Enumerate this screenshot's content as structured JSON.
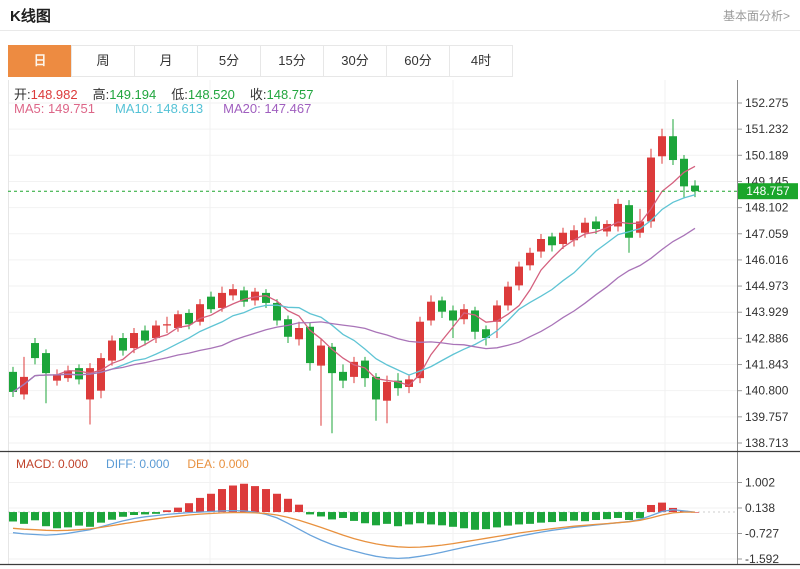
{
  "header": {
    "title": "K线图",
    "link": "基本面分析>"
  },
  "tabs": {
    "items": [
      {
        "label": "日",
        "active": true
      },
      {
        "label": "周",
        "active": false
      },
      {
        "label": "月",
        "active": false
      },
      {
        "label": "5分",
        "active": false
      },
      {
        "label": "15分",
        "active": false
      },
      {
        "label": "30分",
        "active": false
      },
      {
        "label": "60分",
        "active": false
      },
      {
        "label": "4时",
        "active": false
      }
    ]
  },
  "quote": {
    "items": [
      {
        "label": "开:",
        "value": "148.982",
        "color": "#dc3b3b"
      },
      {
        "label": "高:",
        "value": "149.194",
        "color": "#21a53e"
      },
      {
        "label": "低:",
        "value": "148.520",
        "color": "#21a53e"
      },
      {
        "label": "收:",
        "value": "148.757",
        "color": "#21a53e"
      }
    ]
  },
  "ma_legend": [
    {
      "text": "MA5: 149.751",
      "color": "#dd6688"
    },
    {
      "text": "MA10: 148.613",
      "color": "#55c2d6"
    },
    {
      "text": "MA20: 147.467",
      "color": "#a05fbf"
    }
  ],
  "indicator_legend": [
    {
      "text": "MACD: 0.000",
      "color": "#c0432b"
    },
    {
      "text": "DIFF: 0.000",
      "color": "#5b9bd5"
    },
    {
      "text": "DEA: 0.000",
      "color": "#e8913f"
    }
  ],
  "colors": {
    "up": "#dc3b3b",
    "down": "#1ca53a",
    "ma5": "#d4607e",
    "ma10": "#5fc4d4",
    "ma20": "#a974b8",
    "diff_line": "#6aa4dc",
    "dea_line": "#e8913f",
    "accent_tab": "#ed8b41",
    "price_tag_bg": "#1ba62b",
    "current_price_line": "#1fa52f"
  },
  "chart_data": {
    "type": "candlestick+macd",
    "price_axis": {
      "ticks": [
        152.275,
        151.232,
        150.189,
        149.145,
        148.102,
        147.059,
        146.016,
        144.973,
        143.929,
        142.886,
        141.843,
        140.8,
        139.757,
        138.713
      ],
      "current_price": 148.757
    },
    "macd_axis": {
      "ticks": [
        1.002,
        0.138,
        -0.727,
        -1.592
      ]
    },
    "ohlc_display": {
      "open": 148.982,
      "high": 149.194,
      "low": 148.52,
      "close": 148.757
    },
    "ma_values": {
      "ma5": 149.751,
      "ma10": 148.613,
      "ma20": 147.467
    },
    "ma_periods": [
      5,
      10,
      20
    ],
    "candles": [
      [
        141.55,
        141.75,
        140.55,
        140.75
      ],
      [
        140.65,
        142.15,
        140.45,
        141.35
      ],
      [
        142.7,
        142.9,
        141.85,
        142.1
      ],
      [
        142.3,
        142.45,
        140.3,
        141.5
      ],
      [
        141.2,
        141.65,
        141.0,
        141.45
      ],
      [
        141.3,
        141.8,
        141.15,
        141.6
      ],
      [
        141.7,
        141.85,
        141.05,
        141.25
      ],
      [
        140.45,
        141.9,
        139.45,
        141.7
      ],
      [
        140.8,
        142.3,
        140.5,
        142.1
      ],
      [
        142.0,
        143.0,
        141.8,
        142.8
      ],
      [
        142.9,
        143.1,
        142.2,
        142.4
      ],
      [
        142.5,
        143.3,
        142.3,
        143.1
      ],
      [
        143.2,
        143.4,
        142.6,
        142.8
      ],
      [
        142.9,
        143.6,
        142.7,
        143.4
      ],
      [
        143.4,
        143.75,
        143.1,
        143.45
      ],
      [
        143.3,
        144.0,
        143.15,
        143.85
      ],
      [
        143.9,
        144.05,
        143.25,
        143.45
      ],
      [
        143.55,
        144.45,
        143.4,
        144.25
      ],
      [
        144.55,
        144.75,
        143.9,
        144.05
      ],
      [
        144.1,
        144.95,
        143.95,
        144.7
      ],
      [
        144.6,
        145.05,
        144.4,
        144.85
      ],
      [
        144.8,
        144.95,
        144.15,
        144.35
      ],
      [
        144.4,
        144.9,
        144.2,
        144.75
      ],
      [
        144.7,
        144.85,
        144.1,
        144.3
      ],
      [
        144.3,
        144.45,
        143.4,
        143.6
      ],
      [
        143.65,
        143.8,
        142.7,
        142.95
      ],
      [
        142.85,
        143.55,
        142.6,
        143.3
      ],
      [
        143.35,
        143.5,
        141.6,
        141.9
      ],
      [
        141.8,
        142.85,
        139.4,
        142.6
      ],
      [
        142.55,
        142.7,
        139.1,
        141.5
      ],
      [
        141.55,
        141.85,
        140.9,
        141.2
      ],
      [
        141.35,
        142.15,
        141.1,
        141.95
      ],
      [
        142.0,
        142.15,
        140.95,
        141.3
      ],
      [
        141.35,
        141.5,
        139.6,
        140.45
      ],
      [
        140.4,
        141.4,
        139.5,
        141.15
      ],
      [
        141.2,
        141.5,
        140.6,
        140.9
      ],
      [
        140.95,
        141.45,
        140.7,
        141.25
      ],
      [
        141.3,
        143.75,
        141.1,
        143.55
      ],
      [
        143.6,
        144.6,
        143.4,
        144.35
      ],
      [
        144.4,
        144.55,
        143.7,
        143.95
      ],
      [
        144.0,
        144.2,
        142.9,
        143.6
      ],
      [
        143.65,
        144.25,
        143.45,
        144.05
      ],
      [
        144.0,
        144.15,
        142.85,
        143.15
      ],
      [
        143.25,
        143.4,
        142.6,
        142.9
      ],
      [
        143.55,
        144.4,
        142.9,
        144.2
      ],
      [
        144.2,
        145.15,
        144.0,
        144.95
      ],
      [
        145.0,
        145.95,
        144.8,
        145.75
      ],
      [
        145.8,
        146.5,
        145.6,
        146.3
      ],
      [
        146.35,
        147.05,
        146.1,
        146.85
      ],
      [
        146.95,
        147.1,
        146.35,
        146.6
      ],
      [
        146.65,
        147.3,
        146.45,
        147.1
      ],
      [
        146.8,
        147.4,
        146.55,
        147.2
      ],
      [
        147.1,
        147.7,
        146.9,
        147.5
      ],
      [
        147.55,
        147.75,
        147.05,
        147.25
      ],
      [
        147.15,
        147.6,
        146.95,
        147.45
      ],
      [
        147.35,
        148.45,
        147.15,
        148.25
      ],
      [
        148.2,
        148.4,
        146.3,
        146.9
      ],
      [
        147.1,
        148.05,
        146.9,
        147.55
      ],
      [
        147.55,
        150.45,
        147.3,
        150.1
      ],
      [
        150.15,
        151.25,
        149.85,
        150.95
      ],
      [
        150.95,
        151.63,
        149.8,
        150.0
      ],
      [
        150.05,
        150.2,
        148.5,
        148.95
      ],
      [
        148.982,
        149.194,
        148.52,
        148.757
      ]
    ],
    "macd": {
      "hist": [
        -0.32,
        -0.4,
        -0.28,
        -0.48,
        -0.55,
        -0.52,
        -0.46,
        -0.5,
        -0.36,
        -0.26,
        -0.16,
        -0.1,
        -0.08,
        -0.06,
        0.06,
        0.15,
        0.3,
        0.48,
        0.62,
        0.78,
        0.9,
        0.96,
        0.88,
        0.78,
        0.62,
        0.45,
        0.25,
        -0.08,
        -0.15,
        -0.25,
        -0.2,
        -0.3,
        -0.38,
        -0.45,
        -0.4,
        -0.48,
        -0.42,
        -0.38,
        -0.42,
        -0.45,
        -0.5,
        -0.55,
        -0.6,
        -0.58,
        -0.52,
        -0.46,
        -0.42,
        -0.4,
        -0.36,
        -0.34,
        -0.31,
        -0.29,
        -0.31,
        -0.27,
        -0.24,
        -0.2,
        -0.27,
        -0.21,
        0.24,
        0.32,
        0.14,
        0.04,
        0.0
      ],
      "diff": [
        -0.7,
        -0.74,
        -0.76,
        -0.78,
        -0.76,
        -0.72,
        -0.66,
        -0.6,
        -0.5,
        -0.4,
        -0.3,
        -0.22,
        -0.16,
        -0.12,
        -0.08,
        -0.05,
        -0.02,
        0.0,
        0.02,
        0.04,
        0.05,
        0.04,
        0.0,
        -0.08,
        -0.2,
        -0.38,
        -0.58,
        -0.78,
        -0.95,
        -1.1,
        -1.22,
        -1.32,
        -1.42,
        -1.5,
        -1.55,
        -1.57,
        -1.55,
        -1.5,
        -1.44,
        -1.36,
        -1.28,
        -1.2,
        -1.12,
        -1.05,
        -0.98,
        -0.9,
        -0.82,
        -0.75,
        -0.68,
        -0.62,
        -0.57,
        -0.52,
        -0.48,
        -0.44,
        -0.4,
        -0.36,
        -0.32,
        -0.25,
        -0.12,
        0.02,
        0.08,
        0.04,
        0.0
      ],
      "dea": [
        -0.55,
        -0.58,
        -0.6,
        -0.62,
        -0.63,
        -0.62,
        -0.6,
        -0.57,
        -0.52,
        -0.46,
        -0.4,
        -0.34,
        -0.28,
        -0.23,
        -0.18,
        -0.14,
        -0.1,
        -0.07,
        -0.05,
        -0.03,
        -0.02,
        -0.02,
        -0.03,
        -0.05,
        -0.1,
        -0.18,
        -0.28,
        -0.4,
        -0.52,
        -0.65,
        -0.78,
        -0.9,
        -1.0,
        -1.08,
        -1.14,
        -1.18,
        -1.2,
        -1.19,
        -1.16,
        -1.12,
        -1.07,
        -1.01,
        -0.95,
        -0.89,
        -0.83,
        -0.77,
        -0.71,
        -0.66,
        -0.61,
        -0.56,
        -0.52,
        -0.48,
        -0.45,
        -0.42,
        -0.39,
        -0.36,
        -0.33,
        -0.28,
        -0.2,
        -0.1,
        -0.03,
        0.0,
        0.0
      ]
    },
    "grid": {
      "vertical_x": [
        210,
        453,
        665
      ]
    }
  }
}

• INSTRUCTION
Where a line of the data holds "text", show that line.

• IN RESPONSE
      "text": "MA5: 149.751",
      "text": "MA10: 148.613",
      "text": "MA20: 147.467",
      "text": "MACD: 0.000",
      "text": "DIFF: 0.000",
      "text": "DEA: 0.000",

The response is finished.